Job: Identify every line in the records below that contains the word "color", and copy each of those lines.

--- Start Material provided ---

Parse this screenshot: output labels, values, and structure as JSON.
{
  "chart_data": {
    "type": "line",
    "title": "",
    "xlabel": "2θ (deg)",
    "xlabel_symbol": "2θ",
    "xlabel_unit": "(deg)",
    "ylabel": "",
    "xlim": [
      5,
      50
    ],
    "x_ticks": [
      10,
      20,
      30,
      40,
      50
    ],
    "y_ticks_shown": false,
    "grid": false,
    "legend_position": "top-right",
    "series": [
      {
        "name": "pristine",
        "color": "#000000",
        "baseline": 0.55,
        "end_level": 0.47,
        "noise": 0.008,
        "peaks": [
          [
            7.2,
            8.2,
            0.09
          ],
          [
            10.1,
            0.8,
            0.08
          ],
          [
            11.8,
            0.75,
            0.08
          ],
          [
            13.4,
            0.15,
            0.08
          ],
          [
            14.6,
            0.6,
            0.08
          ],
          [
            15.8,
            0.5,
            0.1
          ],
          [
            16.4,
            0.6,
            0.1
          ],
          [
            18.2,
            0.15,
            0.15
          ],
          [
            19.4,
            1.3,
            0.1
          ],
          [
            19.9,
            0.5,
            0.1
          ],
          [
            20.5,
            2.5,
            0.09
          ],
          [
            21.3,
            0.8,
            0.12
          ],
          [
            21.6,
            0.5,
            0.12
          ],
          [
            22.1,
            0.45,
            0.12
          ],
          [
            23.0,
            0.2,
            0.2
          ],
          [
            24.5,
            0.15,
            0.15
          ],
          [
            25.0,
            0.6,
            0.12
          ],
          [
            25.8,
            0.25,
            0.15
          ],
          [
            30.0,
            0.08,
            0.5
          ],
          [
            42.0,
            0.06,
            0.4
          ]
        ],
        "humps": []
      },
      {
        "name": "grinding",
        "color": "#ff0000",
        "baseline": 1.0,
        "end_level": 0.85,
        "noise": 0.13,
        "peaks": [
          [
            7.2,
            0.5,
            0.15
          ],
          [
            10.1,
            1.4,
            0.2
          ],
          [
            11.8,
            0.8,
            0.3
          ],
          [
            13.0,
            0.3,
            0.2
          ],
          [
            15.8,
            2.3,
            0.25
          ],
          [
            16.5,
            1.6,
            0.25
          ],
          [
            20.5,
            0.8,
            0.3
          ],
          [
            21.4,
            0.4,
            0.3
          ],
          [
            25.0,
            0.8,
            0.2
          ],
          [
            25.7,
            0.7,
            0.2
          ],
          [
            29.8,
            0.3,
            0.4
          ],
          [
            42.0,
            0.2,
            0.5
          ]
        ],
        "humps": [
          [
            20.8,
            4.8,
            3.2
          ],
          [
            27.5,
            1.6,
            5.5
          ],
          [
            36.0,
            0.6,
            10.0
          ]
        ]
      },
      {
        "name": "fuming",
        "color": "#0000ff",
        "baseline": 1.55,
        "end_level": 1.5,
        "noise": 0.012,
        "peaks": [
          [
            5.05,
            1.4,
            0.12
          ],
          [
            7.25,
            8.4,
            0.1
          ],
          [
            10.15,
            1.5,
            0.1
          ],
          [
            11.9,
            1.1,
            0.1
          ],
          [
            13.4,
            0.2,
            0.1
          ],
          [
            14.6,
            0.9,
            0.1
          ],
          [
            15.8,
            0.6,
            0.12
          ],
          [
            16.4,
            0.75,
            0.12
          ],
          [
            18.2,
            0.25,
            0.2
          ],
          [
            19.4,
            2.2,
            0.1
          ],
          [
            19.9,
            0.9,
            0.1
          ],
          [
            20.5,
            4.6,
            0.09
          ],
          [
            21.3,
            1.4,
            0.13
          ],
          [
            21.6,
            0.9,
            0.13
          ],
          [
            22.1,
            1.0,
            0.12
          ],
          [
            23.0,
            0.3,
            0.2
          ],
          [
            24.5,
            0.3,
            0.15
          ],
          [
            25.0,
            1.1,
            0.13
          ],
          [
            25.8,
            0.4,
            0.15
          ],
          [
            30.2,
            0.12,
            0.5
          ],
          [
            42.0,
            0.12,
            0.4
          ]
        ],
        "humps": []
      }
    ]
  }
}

--- End Material provided ---

Result below:
        "color": "#000000",
        "color": "#ff0000",
        "color": "#0000ff",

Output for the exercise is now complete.